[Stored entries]
>>>

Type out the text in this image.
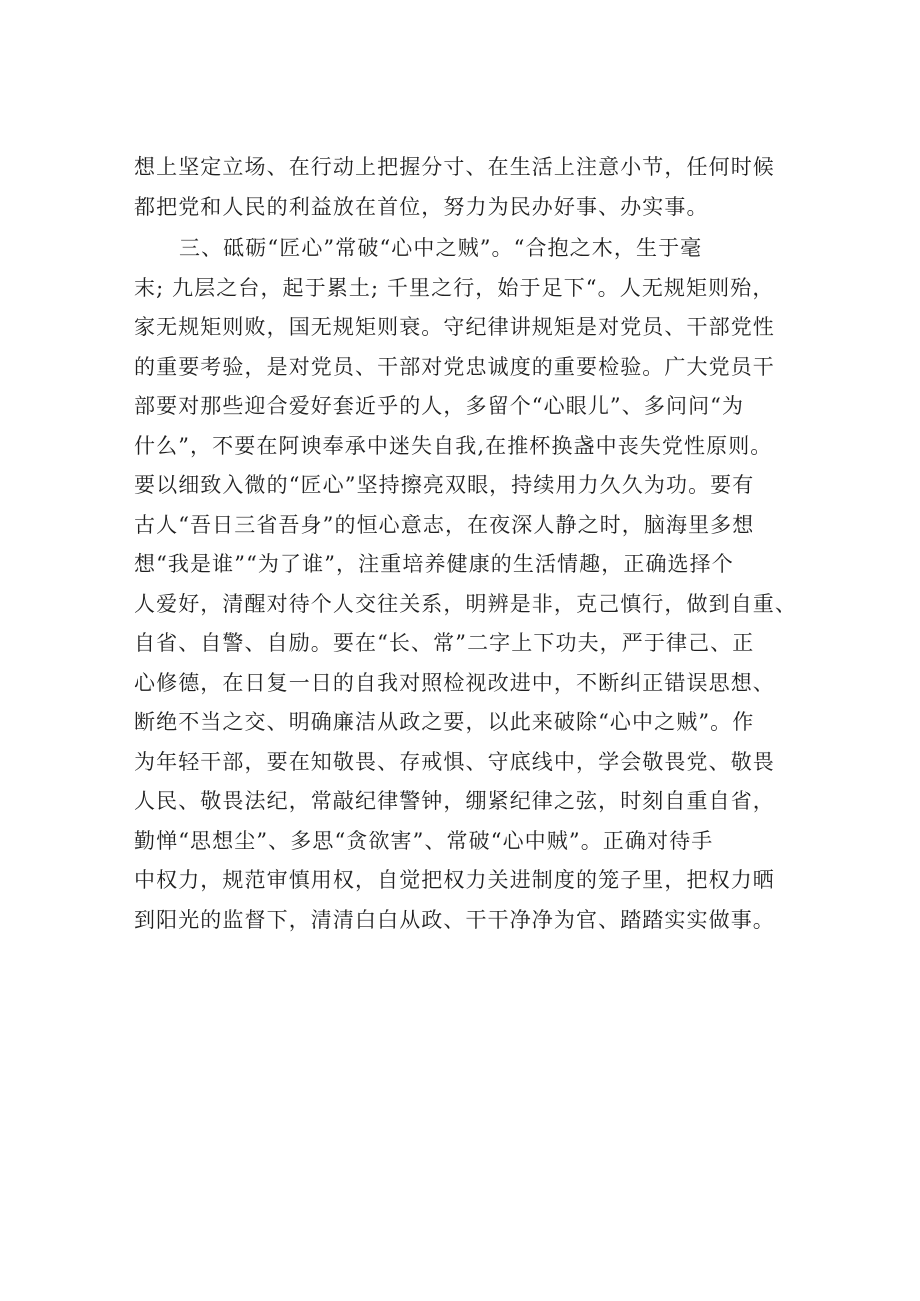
想上坚定立场、在行动上把握分寸、在生活上注意小节，任何时候
都把党和人民的利益放在首位，努力为民办好事、办实事。
三、砥砺“匠心”常破“心中之贼”。“合抱之木，生于毫
末; 九层之台，起于累土; 千里之行，始于足下“。人无规矩则殆，
家无规矩则败，国无规矩则衰。守纪律讲规矩是对党员、干部党性
的重要考验，是对党员、干部对党忠诚度的重要检验。广大党员干
部要对那些迎合爱好套近乎的人，多留个“心眼儿”、多问问“为
什么”，不要在阿谀奉承中迷失自我,在推杯换盏中丧失党性原则。
要以细致入微的“匠心”坚持擦亮双眼，持续用力久久为功。要有
古人“吾日三省吾身”的恒心意志，在夜深人静之时，脑海里多想
想“我是谁”“为了谁”，注重培养健康的生活情趣，正确选择个
人爱好，清醒对待个人交往关系，明辨是非，克己慎行，做到自重、
自省、自警、自励。要在“长、常”二字上下功夫，严于律己、正
心修德，在日复一日的自我对照检视改进中，不断纠正错误思想、
断绝不当之交、明确廉洁从政之要，以此来破除“心中之贼”。作
为年轻干部，要在知敬畏、存戒惧、守底线中，学会敬畏党、敬畏
人民、敬畏法纪，常敲纪律警钟，绷紧纪律之弦，时刻自重自省，
勤惮“思想尘”、多思“贪欲害”、常破“心中贼”。正确对待手
中权力，规范审慎用权，自觉把权力关进制度的笼子里，把权力晒
到阳光的监督下，清清白白从政、干干净净为官、踏踏实实做事。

<<<

# SHORT EXERCISE
All records must be output exactly as they are, except for the pictures, which are left out.

# EXPECTED OUTPUT
Type out the text in this image.
想上坚定立场、在行动上把握分寸、在生活上注意小节，任何时候
都把党和人民的利益放在首位，努力为民办好事、办实事。
三、砥砺“匠心”常破“心中之贼”。“合抱之木，生于毫
末; 九层之台，起于累土; 千里之行，始于足下“。人无规矩则殆，
家无规矩则败，国无规矩则衰。守纪律讲规矩是对党员、干部党性
的重要考验，是对党员、干部对党忠诚度的重要检验。广大党员干
部要对那些迎合爱好套近乎的人，多留个“心眼儿”、多问问“为
什么”，不要在阿谀奉承中迷失自我,在推杯换盏中丧失党性原则。
要以细致入微的“匠心”坚持擦亮双眼，持续用力久久为功。要有
古人“吾日三省吾身”的恒心意志，在夜深人静之时，脑海里多想
想“我是谁”“为了谁”，注重培养健康的生活情趣，正确选择个
人爱好，清醒对待个人交往关系，明辨是非，克己慎行，做到自重、
自省、自警、自励。要在“长、常”二字上下功夫，严于律己、正
心修德，在日复一日的自我对照检视改进中，不断纠正错误思想、
断绝不当之交、明确廉洁从政之要，以此来破除“心中之贼”。作
为年轻干部，要在知敬畏、存戒惧、守底线中，学会敬畏党、敬畏
人民、敬畏法纪，常敲纪律警钟，绷紧纪律之弦，时刻自重自省，
勤惮“思想尘”、多思“贪欲害”、常破“心中贼”。正确对待手
中权力，规范审慎用权，自觉把权力关进制度的笼子里，把权力晒
到阳光的监督下，清清白白从政、干干净净为官、踏踏实实做事。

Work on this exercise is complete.